- [RECORDS FOR THIS TASK]
━━━━━━
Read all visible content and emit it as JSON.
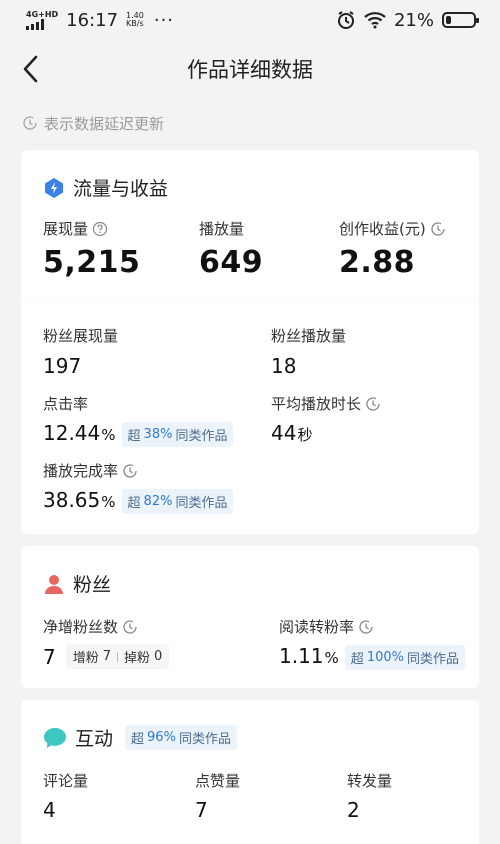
{
  "status_bar": {
    "network": "4G+HD",
    "time": "16:17",
    "speed_value": "1.40",
    "speed_unit": "KB/s",
    "more": "···",
    "battery_pct": "21%",
    "battery_level": 0.21
  },
  "header": {
    "title": "作品详细数据"
  },
  "notice": {
    "text": "表示数据延迟更新"
  },
  "traffic": {
    "title": "流量与收益",
    "impressions_label": "展现量",
    "impressions_value": "5,215",
    "plays_label": "播放量",
    "plays_value": "649",
    "earnings_label": "创作收益(元)",
    "earnings_value": "2.88",
    "fan_impressions_label": "粉丝展现量",
    "fan_impressions_value": "197",
    "fan_plays_label": "粉丝播放量",
    "fan_plays_value": "18",
    "ctr_label": "点击率",
    "ctr_value": "12.44",
    "ctr_unit": "%",
    "ctr_badge_prefix": "超",
    "ctr_badge_pct": "38%",
    "ctr_badge_suffix": "同类作品",
    "avg_duration_label": "平均播放时长",
    "avg_duration_value": "44",
    "avg_duration_unit": "秒",
    "completion_label": "播放完成率",
    "completion_value": "38.65",
    "completion_unit": "%",
    "completion_badge_prefix": "超",
    "completion_badge_pct": "82%",
    "completion_badge_suffix": "同类作品"
  },
  "fans": {
    "title": "粉丝",
    "net_growth_label": "净增粉丝数",
    "net_growth_value": "7",
    "gain_label": "增粉",
    "gain_value": "7",
    "loss_label": "掉粉",
    "loss_value": "0",
    "conversion_label": "阅读转粉率",
    "conversion_value": "1.11",
    "conversion_unit": "%",
    "conversion_badge_prefix": "超",
    "conversion_badge_pct": "100%",
    "conversion_badge_suffix": "同类作品"
  },
  "interaction": {
    "title": "互动",
    "badge_prefix": "超",
    "badge_pct": "96%",
    "badge_suffix": "同类作品",
    "comments_label": "评论量",
    "comments_value": "4",
    "likes_label": "点赞量",
    "likes_value": "7",
    "shares_label": "转发量",
    "shares_value": "2"
  },
  "colors": {
    "accent_blue": "#2f7ad6",
    "badge_bg": "#ecf3fb",
    "fans_icon": "#e5675f",
    "interaction_icon": "#3cc7c0",
    "traffic_icon": "#3b82e8"
  }
}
━━━━━━
- [WHAT YOU SHOULD DO]
Keep every word of the data as it is when you write it out, but drop the pictures.

- [RESPONSE BELOW]
Read all visible content and emit it as JSON.
{
  "status_bar": {
    "network": "4G+HD",
    "time": "16:17",
    "speed_value": "1.40",
    "speed_unit": "KB/s",
    "more": "···",
    "battery_pct": "21%",
    "battery_level": 0.21
  },
  "header": {
    "title": "作品详细数据"
  },
  "notice": {
    "text": "表示数据延迟更新"
  },
  "traffic": {
    "title": "流量与收益",
    "impressions_label": "展现量",
    "impressions_value": "5,215",
    "plays_label": "播放量",
    "plays_value": "649",
    "earnings_label": "创作收益(元)",
    "earnings_value": "2.88",
    "fan_impressions_label": "粉丝展现量",
    "fan_impressions_value": "197",
    "fan_plays_label": "粉丝播放量",
    "fan_plays_value": "18",
    "ctr_label": "点击率",
    "ctr_value": "12.44",
    "ctr_unit": "%",
    "ctr_badge_prefix": "超",
    "ctr_badge_pct": "38%",
    "ctr_badge_suffix": "同类作品",
    "avg_duration_label": "平均播放时长",
    "avg_duration_value": "44",
    "avg_duration_unit": "秒",
    "completion_label": "播放完成率",
    "completion_value": "38.65",
    "completion_unit": "%",
    "completion_badge_prefix": "超",
    "completion_badge_pct": "82%",
    "completion_badge_suffix": "同类作品"
  },
  "fans": {
    "title": "粉丝",
    "net_growth_label": "净增粉丝数",
    "net_growth_value": "7",
    "gain_label": "增粉",
    "gain_value": "7",
    "loss_label": "掉粉",
    "loss_value": "0",
    "conversion_label": "阅读转粉率",
    "conversion_value": "1.11",
    "conversion_unit": "%",
    "conversion_badge_prefix": "超",
    "conversion_badge_pct": "100%",
    "conversion_badge_suffix": "同类作品"
  },
  "interaction": {
    "title": "互动",
    "badge_prefix": "超",
    "badge_pct": "96%",
    "badge_suffix": "同类作品",
    "comments_label": "评论量",
    "comments_value": "4",
    "likes_label": "点赞量",
    "likes_value": "7",
    "shares_label": "转发量",
    "shares_value": "2"
  },
  "colors": {
    "accent_blue": "#2f7ad6",
    "badge_bg": "#ecf3fb",
    "fans_icon": "#e5675f",
    "interaction_icon": "#3cc7c0",
    "traffic_icon": "#3b82e8"
  }
}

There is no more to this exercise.